Locate each line holding the string "Category" and copy it.

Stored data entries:
• • • •
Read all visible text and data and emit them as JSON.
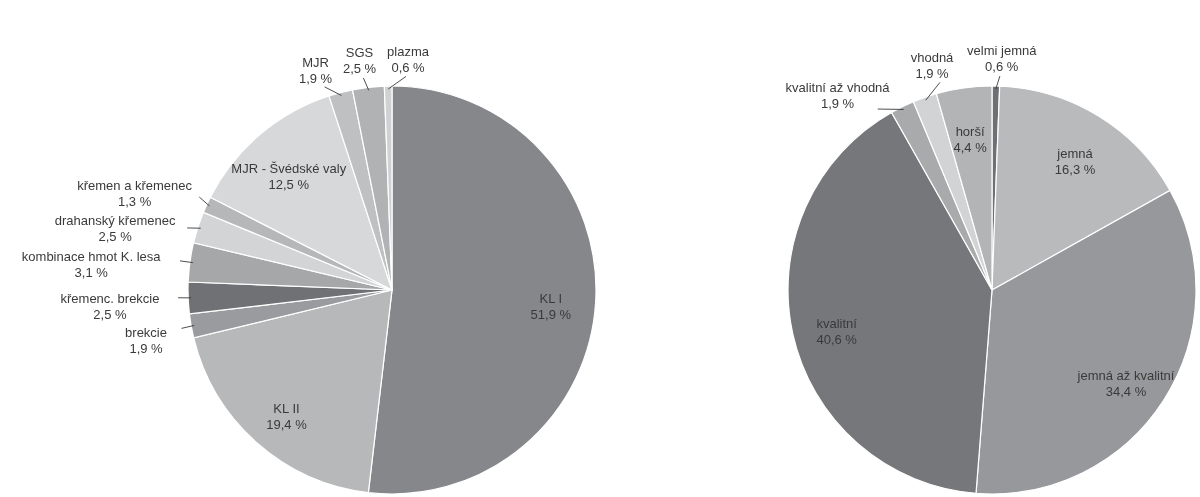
{
  "chart_data": [
    {
      "type": "pie",
      "categories": [
        "KL I",
        "KL II",
        "brekcie",
        "křemenc. brekcie",
        "kombinace hmot K. lesa",
        "drahanský křemenec",
        "křemen a křemenec",
        "MJR - Švédské valy",
        "MJR",
        "SGS",
        "plazma"
      ],
      "values": [
        51.9,
        19.4,
        1.9,
        2.5,
        3.1,
        2.5,
        1.3,
        12.5,
        1.9,
        2.5,
        0.6
      ],
      "colors": [
        "#86878b",
        "#b7b8ba",
        "#9a9b9e",
        "#707175",
        "#a6a7a9",
        "#d3d4d6",
        "#b6b7b9",
        "#d7d8d9",
        "#bfc0c2",
        "#b1b2b4",
        "#d0d1d3"
      ],
      "value_labels": [
        "51,9 %",
        "19,4 %",
        "1,9 %",
        "2,5 %",
        "3,1 %",
        "2,5 %",
        "1,3 %",
        "12,5 %",
        "1,9 %",
        "2,5 %",
        "0,6 %"
      ]
    },
    {
      "type": "pie",
      "categories": [
        "velmi jemná",
        "jemná",
        "jemná až kvalitní",
        "kvalitní",
        "kvalitní až vhodná",
        "vhodná",
        "horší"
      ],
      "values": [
        0.6,
        16.3,
        34.4,
        40.6,
        1.9,
        1.9,
        4.4
      ],
      "colors": [
        "#6f7074",
        "#b9babc",
        "#97989b",
        "#76777b",
        "#a9aaac",
        "#d2d3d5",
        "#b3b4b6"
      ],
      "value_labels": [
        "0,6 %",
        "16,3 %",
        "34,4 %",
        "40,6 %",
        "1,9 %",
        "1,9 %",
        "4,4 %"
      ]
    }
  ]
}
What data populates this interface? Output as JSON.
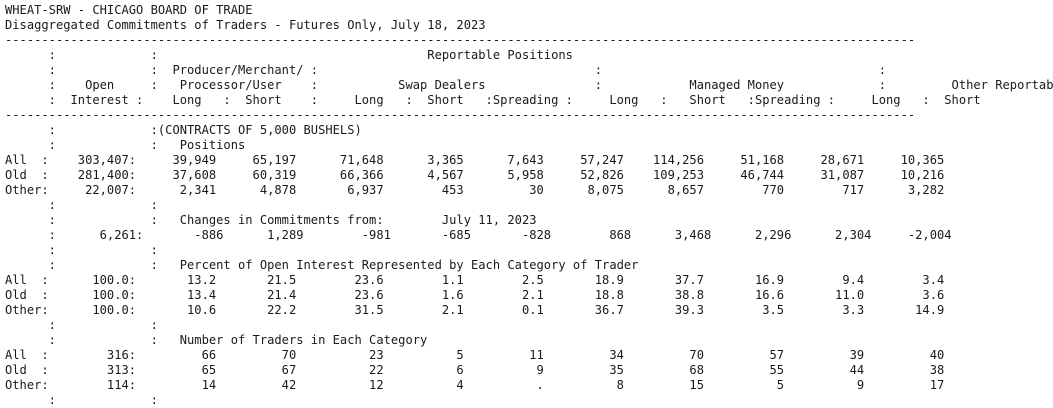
{
  "report": {
    "lines": [
      "WHEAT-SRW - CHICAGO BOARD OF TRADE",
      "Disaggregated Commitments of Traders - Futures Only, July 18, 2023",
      "-----------------------------------------------------------------------------------------------------------------------------",
      "      :             :                                     Reportable Positions",
      "      :             :  Producer/Merchant/ :                                      :                                      :",
      "      :    Open     :   Processor/User    :           Swap Dealers               :            Managed Money             :         Other Reportab",
      "      :  Interest :    Long   :  Short    :     Long   :  Short   :Spreading :     Long   :   Short   :Spreading :     Long   :  Short",
      "-----------------------------------------------------------------------------------------------------------------------------",
      "      :             :(CONTRACTS OF 5,000 BUSHELS)",
      "      :             :   Positions",
      "All  :    303,407:     39,949     65,197      71,648      3,365      7,643     57,247    114,256     51,168     28,671     10,365",
      "Old  :    281,400:     37,608     60,319      66,366      4,567      5,958     52,826    109,253     46,744     31,087     10,216",
      "Other:     22,007:      2,341      4,878       6,937        453         30      8,075      8,657        770        717      3,282",
      "      :             :",
      "      :             :   Changes in Commitments from:        July 11, 2023",
      "      :      6,261:       -886      1,289        -981       -685       -828        868      3,468      2,296      2,304     -2,004",
      "      :             :",
      "      :             :   Percent of Open Interest Represented by Each Category of Trader",
      "All  :      100.0:       13.2       21.5        23.6        1.1        2.5       18.9       37.7       16.9        9.4        3.4",
      "Old  :      100.0:       13.4       21.4        23.6        1.6        2.1       18.8       38.8       16.6       11.0        3.6",
      "Other:      100.0:       10.6       22.2        31.5        2.1        0.1       36.7       39.3        3.5        3.3       14.9",
      "      :             :",
      "      :             :   Number of Traders in Each Category",
      "All  :        316:         66         70          23          5         11         34         70         57         39         40",
      "Old  :        313:         65         67          22          6          9         35         68         55         44         38",
      "Other:        114:         14         42          12          4          .          8         15          5          9         17",
      "      :             :"
    ]
  }
}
• • • •
▸ **Written answer**:
      "      :             :   Percent of Open Interest Represented by Each Category of Trader",
      "      :             :   Number of Traders in Each Category",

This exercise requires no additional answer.